• Requirements:
Locate each line in the records containing "华泰证券". Copy it.

Begin Records supplied

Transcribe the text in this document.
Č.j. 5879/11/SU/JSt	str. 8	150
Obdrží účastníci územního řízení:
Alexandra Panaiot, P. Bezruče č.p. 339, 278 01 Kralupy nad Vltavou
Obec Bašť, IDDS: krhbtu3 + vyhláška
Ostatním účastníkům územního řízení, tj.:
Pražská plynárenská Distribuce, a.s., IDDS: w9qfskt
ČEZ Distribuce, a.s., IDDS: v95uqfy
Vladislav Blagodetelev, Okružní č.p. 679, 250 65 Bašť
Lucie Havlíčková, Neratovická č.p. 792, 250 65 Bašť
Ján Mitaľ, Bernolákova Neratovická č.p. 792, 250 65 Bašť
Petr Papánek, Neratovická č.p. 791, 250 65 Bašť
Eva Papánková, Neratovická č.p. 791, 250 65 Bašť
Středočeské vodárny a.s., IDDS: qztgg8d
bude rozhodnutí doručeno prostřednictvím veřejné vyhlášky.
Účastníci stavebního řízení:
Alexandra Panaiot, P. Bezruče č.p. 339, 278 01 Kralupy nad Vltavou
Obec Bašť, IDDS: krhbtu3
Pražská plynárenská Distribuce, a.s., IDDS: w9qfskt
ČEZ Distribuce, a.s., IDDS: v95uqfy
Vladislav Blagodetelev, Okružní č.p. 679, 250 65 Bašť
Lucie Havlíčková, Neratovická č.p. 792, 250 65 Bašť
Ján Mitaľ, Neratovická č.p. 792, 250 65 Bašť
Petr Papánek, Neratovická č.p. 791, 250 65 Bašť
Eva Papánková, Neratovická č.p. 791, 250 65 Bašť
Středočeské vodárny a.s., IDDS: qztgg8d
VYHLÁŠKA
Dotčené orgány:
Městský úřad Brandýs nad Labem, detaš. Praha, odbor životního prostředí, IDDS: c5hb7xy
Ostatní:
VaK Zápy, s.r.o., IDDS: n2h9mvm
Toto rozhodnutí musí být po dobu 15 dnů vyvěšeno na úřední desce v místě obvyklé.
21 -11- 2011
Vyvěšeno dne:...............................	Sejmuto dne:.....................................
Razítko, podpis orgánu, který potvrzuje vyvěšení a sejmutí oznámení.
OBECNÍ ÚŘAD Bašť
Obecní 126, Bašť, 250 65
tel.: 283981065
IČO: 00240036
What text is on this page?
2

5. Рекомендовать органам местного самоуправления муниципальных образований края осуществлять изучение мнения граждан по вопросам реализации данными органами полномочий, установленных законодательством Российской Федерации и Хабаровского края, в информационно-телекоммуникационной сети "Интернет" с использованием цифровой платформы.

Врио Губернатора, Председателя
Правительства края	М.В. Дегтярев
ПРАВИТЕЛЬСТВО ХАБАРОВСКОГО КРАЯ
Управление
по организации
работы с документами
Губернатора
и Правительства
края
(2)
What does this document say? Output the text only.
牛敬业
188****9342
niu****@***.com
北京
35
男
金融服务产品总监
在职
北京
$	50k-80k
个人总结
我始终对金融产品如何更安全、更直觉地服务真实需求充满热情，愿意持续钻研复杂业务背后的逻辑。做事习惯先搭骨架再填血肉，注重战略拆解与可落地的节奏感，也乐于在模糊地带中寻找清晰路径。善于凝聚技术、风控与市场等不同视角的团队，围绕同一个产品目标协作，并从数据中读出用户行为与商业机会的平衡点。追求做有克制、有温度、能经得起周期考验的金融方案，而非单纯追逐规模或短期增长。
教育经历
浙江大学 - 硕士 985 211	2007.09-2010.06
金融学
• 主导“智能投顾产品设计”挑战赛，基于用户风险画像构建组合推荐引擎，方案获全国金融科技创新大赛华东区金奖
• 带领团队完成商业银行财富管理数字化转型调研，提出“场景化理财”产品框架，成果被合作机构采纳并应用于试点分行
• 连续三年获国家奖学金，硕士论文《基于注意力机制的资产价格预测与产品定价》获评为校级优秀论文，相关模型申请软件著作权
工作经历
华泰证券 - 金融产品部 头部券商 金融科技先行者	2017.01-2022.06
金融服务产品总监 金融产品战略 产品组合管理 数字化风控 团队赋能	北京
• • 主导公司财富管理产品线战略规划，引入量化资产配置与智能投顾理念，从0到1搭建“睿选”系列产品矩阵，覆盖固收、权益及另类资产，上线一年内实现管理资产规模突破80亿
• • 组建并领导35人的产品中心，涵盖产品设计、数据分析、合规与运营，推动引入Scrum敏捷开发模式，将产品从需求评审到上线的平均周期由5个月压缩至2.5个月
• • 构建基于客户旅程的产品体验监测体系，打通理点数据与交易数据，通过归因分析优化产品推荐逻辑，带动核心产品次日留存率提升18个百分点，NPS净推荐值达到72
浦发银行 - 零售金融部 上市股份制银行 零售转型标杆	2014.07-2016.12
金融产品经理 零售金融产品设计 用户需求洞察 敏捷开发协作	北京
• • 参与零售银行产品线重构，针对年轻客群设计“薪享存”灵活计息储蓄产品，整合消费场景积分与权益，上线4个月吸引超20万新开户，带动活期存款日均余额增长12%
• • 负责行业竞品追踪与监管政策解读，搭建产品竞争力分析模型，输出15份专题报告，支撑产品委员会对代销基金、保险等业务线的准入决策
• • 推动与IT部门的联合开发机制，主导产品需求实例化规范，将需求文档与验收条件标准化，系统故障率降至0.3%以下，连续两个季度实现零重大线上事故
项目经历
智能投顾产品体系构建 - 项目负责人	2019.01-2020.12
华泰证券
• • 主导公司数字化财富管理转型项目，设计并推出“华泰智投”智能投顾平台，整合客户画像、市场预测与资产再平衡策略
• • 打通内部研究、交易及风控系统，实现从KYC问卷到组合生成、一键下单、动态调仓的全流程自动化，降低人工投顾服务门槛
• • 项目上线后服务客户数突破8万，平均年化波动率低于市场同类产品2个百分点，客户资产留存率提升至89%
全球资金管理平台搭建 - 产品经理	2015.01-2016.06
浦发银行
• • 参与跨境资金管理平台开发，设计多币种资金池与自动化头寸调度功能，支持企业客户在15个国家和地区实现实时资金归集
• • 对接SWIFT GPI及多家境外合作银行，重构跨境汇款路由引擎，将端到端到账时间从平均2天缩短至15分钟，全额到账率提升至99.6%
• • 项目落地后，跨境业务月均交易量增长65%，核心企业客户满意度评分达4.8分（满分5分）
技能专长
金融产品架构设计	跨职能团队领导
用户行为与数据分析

End Records supplied

• Full output:
华泰证券 - 金融产品部 头部券商 金融科技先行者	2017.01-2022.06
华泰证券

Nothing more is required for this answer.